(Records that describe figures)
>> start
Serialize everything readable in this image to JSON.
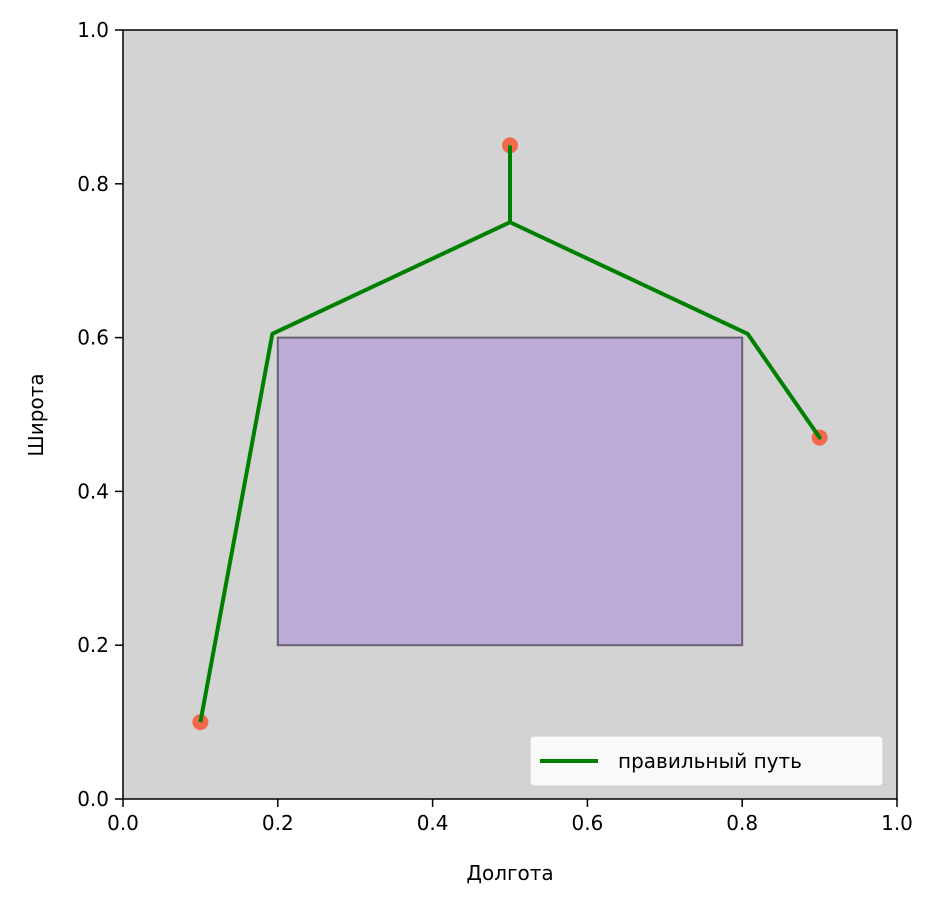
{
  "chart_data": {
    "type": "line",
    "title": "",
    "xlabel": "Долгота",
    "ylabel": "Широта",
    "xlim": [
      0,
      1
    ],
    "ylim": [
      0,
      1
    ],
    "xticks": [
      "0.0",
      "0.2",
      "0.4",
      "0.6",
      "0.8",
      "1.0"
    ],
    "yticks": [
      "0.0",
      "0.2",
      "0.4",
      "0.6",
      "0.8",
      "1.0"
    ],
    "grid": false,
    "legend_position": "lower-right",
    "background_color": "#d3d3d3",
    "obstacle": {
      "x0": 0.2,
      "y0": 0.2,
      "x1": 0.8,
      "y1": 0.6,
      "fill": "#bcaad8",
      "stroke": "#66606f"
    },
    "points": {
      "color": "#f4694c",
      "x": [
        0.1,
        0.5,
        0.9
      ],
      "y": [
        0.1,
        0.85,
        0.47
      ]
    },
    "series": [
      {
        "name": "правильный путь",
        "color": "#008000",
        "x": [
          0.1,
          0.193,
          0.5,
          0.807,
          0.9,
          0.807,
          0.5,
          0.5
        ],
        "y": [
          0.1,
          0.605,
          0.75,
          0.605,
          0.47,
          0.605,
          0.75,
          0.85
        ]
      }
    ]
  }
}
>> end
- [GOAL OF THE EXERCISE]:
Omitting all images, print the listing exactly.

- [OUTPUT OF THE TASK]:
Serialize everything readable in this image to JSON.
{
  "chart_data": {
    "type": "line",
    "title": "",
    "xlabel": "Долгота",
    "ylabel": "Широта",
    "xlim": [
      0,
      1
    ],
    "ylim": [
      0,
      1
    ],
    "xticks": [
      "0.0",
      "0.2",
      "0.4",
      "0.6",
      "0.8",
      "1.0"
    ],
    "yticks": [
      "0.0",
      "0.2",
      "0.4",
      "0.6",
      "0.8",
      "1.0"
    ],
    "grid": false,
    "legend_position": "lower-right",
    "background_color": "#d3d3d3",
    "obstacle": {
      "x0": 0.2,
      "y0": 0.2,
      "x1": 0.8,
      "y1": 0.6,
      "fill": "#bcaad8",
      "stroke": "#66606f"
    },
    "points": {
      "color": "#f4694c",
      "x": [
        0.1,
        0.5,
        0.9
      ],
      "y": [
        0.1,
        0.85,
        0.47
      ]
    },
    "series": [
      {
        "name": "правильный путь",
        "color": "#008000",
        "x": [
          0.1,
          0.193,
          0.5,
          0.807,
          0.9,
          0.807,
          0.5,
          0.5
        ],
        "y": [
          0.1,
          0.605,
          0.75,
          0.605,
          0.47,
          0.605,
          0.75,
          0.85
        ]
      }
    ]
  }
}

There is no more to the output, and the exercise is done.